Below is some material; set it all down exactly, apart from the pictures.
+--
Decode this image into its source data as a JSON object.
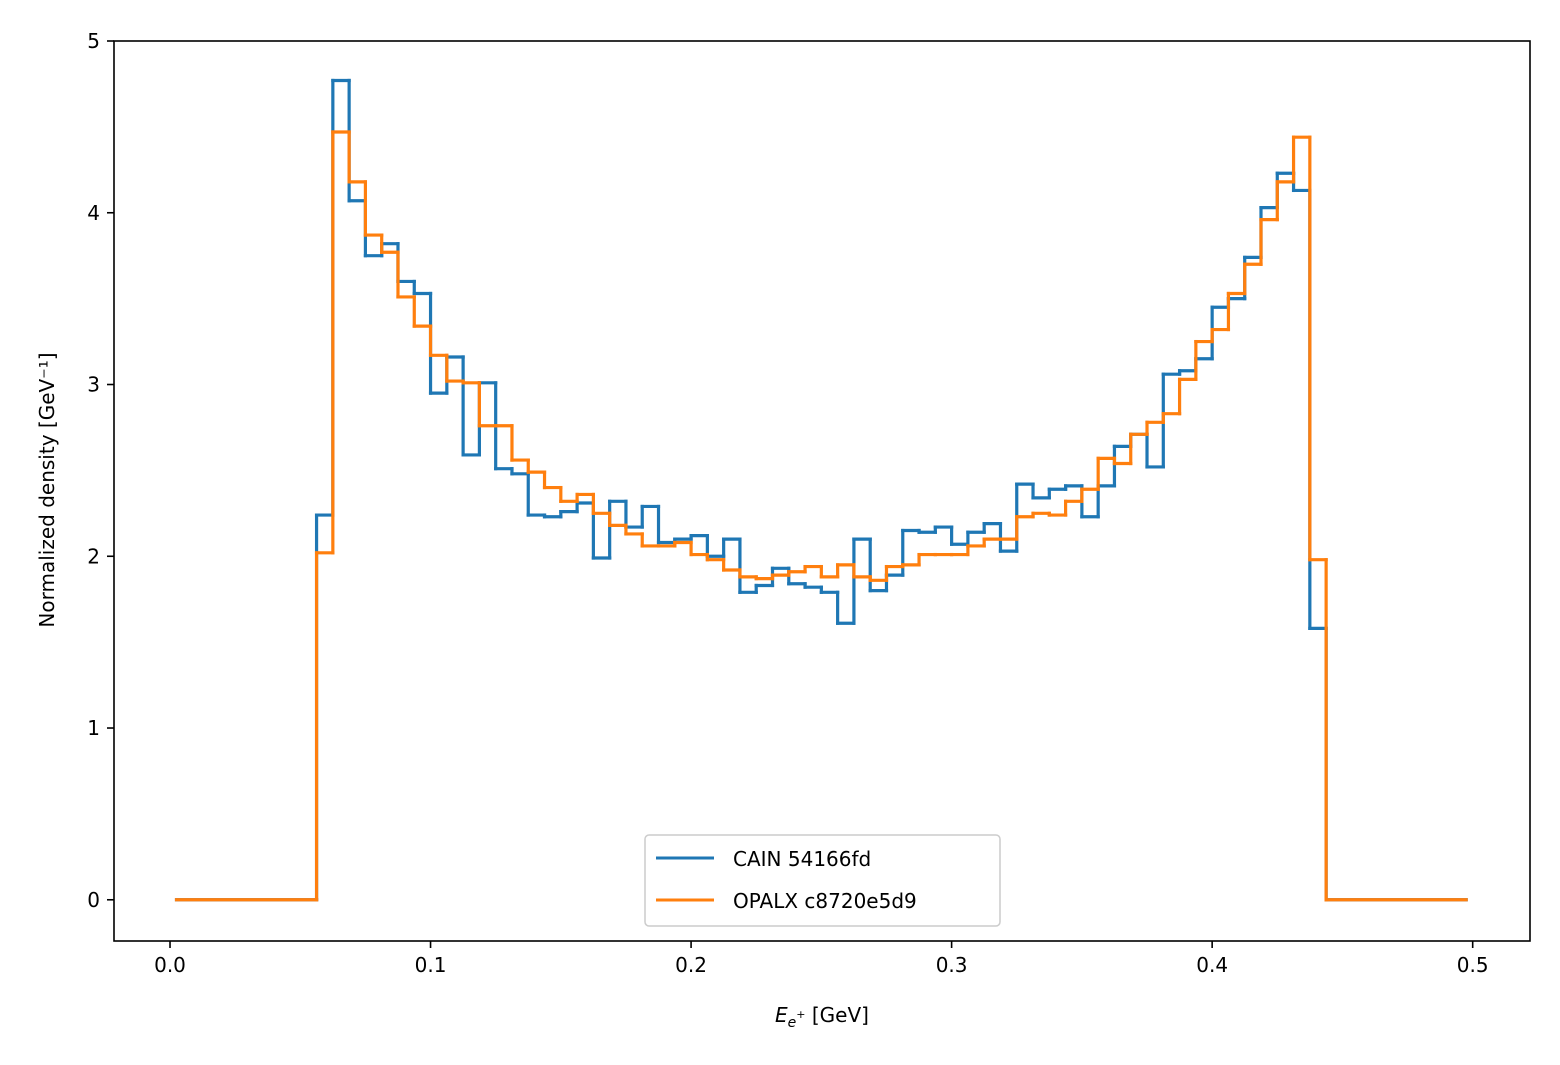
{
  "chart_data": {
    "type": "line",
    "style": "step-histogram",
    "title": "",
    "xlabel": "E_{e⁺} [GeV]",
    "xlabel_main": "E",
    "xlabel_sub": "e",
    "xlabel_sup": "+",
    "xlabel_unit": " [GeV]",
    "ylabel": "Normalized density [GeV⁻¹]",
    "xlim": [
      -0.0215,
      0.522
    ],
    "ylim": [
      -0.24,
      5.0
    ],
    "xticks": [
      0.0,
      0.1,
      0.2,
      0.3,
      0.4,
      0.5
    ],
    "xtick_labels": [
      "0.0",
      "0.1",
      "0.2",
      "0.3",
      "0.4",
      "0.5"
    ],
    "yticks": [
      0,
      1,
      2,
      3,
      4,
      5
    ],
    "ytick_labels": [
      "0",
      "1",
      "2",
      "3",
      "4",
      "5"
    ],
    "grid": false,
    "legend_position": "bottom-center",
    "edges": [
      0.0025,
      0.05625,
      0.0625,
      0.06875,
      0.075,
      0.08125,
      0.0875,
      0.09375,
      0.1,
      0.10625,
      0.1125,
      0.11875,
      0.125,
      0.13125,
      0.1375,
      0.14375,
      0.15,
      0.15625,
      0.1625,
      0.16875,
      0.175,
      0.18125,
      0.1875,
      0.19375,
      0.2,
      0.20625,
      0.2125,
      0.21875,
      0.225,
      0.23125,
      0.2375,
      0.24375,
      0.25,
      0.25625,
      0.2625,
      0.26875,
      0.275,
      0.28125,
      0.2875,
      0.29375,
      0.3,
      0.30625,
      0.3125,
      0.31875,
      0.325,
      0.33125,
      0.3375,
      0.34375,
      0.35,
      0.35625,
      0.3625,
      0.36875,
      0.375,
      0.38125,
      0.3875,
      0.39375,
      0.4,
      0.40625,
      0.4125,
      0.41875,
      0.425,
      0.43125,
      0.4375,
      0.44375,
      0.4975
    ],
    "series": [
      {
        "name": "CAIN 54166fd",
        "color": "#1f77b4",
        "values": [
          0,
          2.24,
          4.77,
          4.07,
          3.75,
          3.82,
          3.6,
          3.53,
          2.95,
          3.16,
          2.59,
          3.01,
          2.51,
          2.48,
          2.24,
          2.23,
          2.26,
          2.31,
          1.99,
          2.32,
          2.17,
          2.29,
          2.08,
          2.1,
          2.12,
          2.0,
          2.1,
          1.79,
          1.83,
          1.93,
          1.84,
          1.82,
          1.79,
          1.61,
          2.1,
          1.8,
          1.89,
          2.15,
          2.14,
          2.17,
          2.07,
          2.14,
          2.19,
          2.03,
          2.42,
          2.34,
          2.39,
          2.41,
          2.23,
          2.41,
          2.64,
          2.71,
          2.52,
          3.06,
          3.08,
          3.15,
          3.45,
          3.5,
          3.74,
          4.03,
          4.23,
          4.13,
          1.58,
          0
        ]
      },
      {
        "name": "OPALX c8720e5d9",
        "color": "#ff7f0e",
        "values": [
          0,
          2.02,
          4.47,
          4.18,
          3.87,
          3.77,
          3.51,
          3.34,
          3.17,
          3.02,
          3.01,
          2.76,
          2.76,
          2.56,
          2.49,
          2.4,
          2.32,
          2.36,
          2.25,
          2.18,
          2.13,
          2.06,
          2.06,
          2.08,
          2.01,
          1.98,
          1.92,
          1.88,
          1.87,
          1.89,
          1.91,
          1.94,
          1.88,
          1.95,
          1.88,
          1.86,
          1.94,
          1.95,
          2.01,
          2.01,
          2.01,
          2.06,
          2.1,
          2.1,
          2.23,
          2.25,
          2.24,
          2.32,
          2.39,
          2.57,
          2.54,
          2.71,
          2.78,
          2.83,
          3.03,
          3.25,
          3.32,
          3.53,
          3.7,
          3.96,
          4.18,
          4.44,
          1.98,
          0
        ]
      }
    ]
  }
}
+--
### Result of the task
Decode this image into its source data as a JSON object.
{
  "chart_data": {
    "type": "line",
    "style": "step-histogram",
    "title": "",
    "xlabel": "E_{e⁺} [GeV]",
    "xlabel_main": "E",
    "xlabel_sub": "e",
    "xlabel_sup": "+",
    "xlabel_unit": " [GeV]",
    "ylabel": "Normalized density [GeV⁻¹]",
    "xlim": [
      -0.0215,
      0.522
    ],
    "ylim": [
      -0.24,
      5.0
    ],
    "xticks": [
      0.0,
      0.1,
      0.2,
      0.3,
      0.4,
      0.5
    ],
    "xtick_labels": [
      "0.0",
      "0.1",
      "0.2",
      "0.3",
      "0.4",
      "0.5"
    ],
    "yticks": [
      0,
      1,
      2,
      3,
      4,
      5
    ],
    "ytick_labels": [
      "0",
      "1",
      "2",
      "3",
      "4",
      "5"
    ],
    "grid": false,
    "legend_position": "bottom-center",
    "edges": [
      0.0025,
      0.05625,
      0.0625,
      0.06875,
      0.075,
      0.08125,
      0.0875,
      0.09375,
      0.1,
      0.10625,
      0.1125,
      0.11875,
      0.125,
      0.13125,
      0.1375,
      0.14375,
      0.15,
      0.15625,
      0.1625,
      0.16875,
      0.175,
      0.18125,
      0.1875,
      0.19375,
      0.2,
      0.20625,
      0.2125,
      0.21875,
      0.225,
      0.23125,
      0.2375,
      0.24375,
      0.25,
      0.25625,
      0.2625,
      0.26875,
      0.275,
      0.28125,
      0.2875,
      0.29375,
      0.3,
      0.30625,
      0.3125,
      0.31875,
      0.325,
      0.33125,
      0.3375,
      0.34375,
      0.35,
      0.35625,
      0.3625,
      0.36875,
      0.375,
      0.38125,
      0.3875,
      0.39375,
      0.4,
      0.40625,
      0.4125,
      0.41875,
      0.425,
      0.43125,
      0.4375,
      0.44375,
      0.4975
    ],
    "series": [
      {
        "name": "CAIN 54166fd",
        "color": "#1f77b4",
        "values": [
          0,
          2.24,
          4.77,
          4.07,
          3.75,
          3.82,
          3.6,
          3.53,
          2.95,
          3.16,
          2.59,
          3.01,
          2.51,
          2.48,
          2.24,
          2.23,
          2.26,
          2.31,
          1.99,
          2.32,
          2.17,
          2.29,
          2.08,
          2.1,
          2.12,
          2.0,
          2.1,
          1.79,
          1.83,
          1.93,
          1.84,
          1.82,
          1.79,
          1.61,
          2.1,
          1.8,
          1.89,
          2.15,
          2.14,
          2.17,
          2.07,
          2.14,
          2.19,
          2.03,
          2.42,
          2.34,
          2.39,
          2.41,
          2.23,
          2.41,
          2.64,
          2.71,
          2.52,
          3.06,
          3.08,
          3.15,
          3.45,
          3.5,
          3.74,
          4.03,
          4.23,
          4.13,
          1.58,
          0
        ]
      },
      {
        "name": "OPALX c8720e5d9",
        "color": "#ff7f0e",
        "values": [
          0,
          2.02,
          4.47,
          4.18,
          3.87,
          3.77,
          3.51,
          3.34,
          3.17,
          3.02,
          3.01,
          2.76,
          2.76,
          2.56,
          2.49,
          2.4,
          2.32,
          2.36,
          2.25,
          2.18,
          2.13,
          2.06,
          2.06,
          2.08,
          2.01,
          1.98,
          1.92,
          1.88,
          1.87,
          1.89,
          1.91,
          1.94,
          1.88,
          1.95,
          1.88,
          1.86,
          1.94,
          1.95,
          2.01,
          2.01,
          2.01,
          2.06,
          2.1,
          2.1,
          2.23,
          2.25,
          2.24,
          2.32,
          2.39,
          2.57,
          2.54,
          2.71,
          2.78,
          2.83,
          3.03,
          3.25,
          3.32,
          3.53,
          3.7,
          3.96,
          4.18,
          4.44,
          1.98,
          0
        ]
      }
    ]
  }
}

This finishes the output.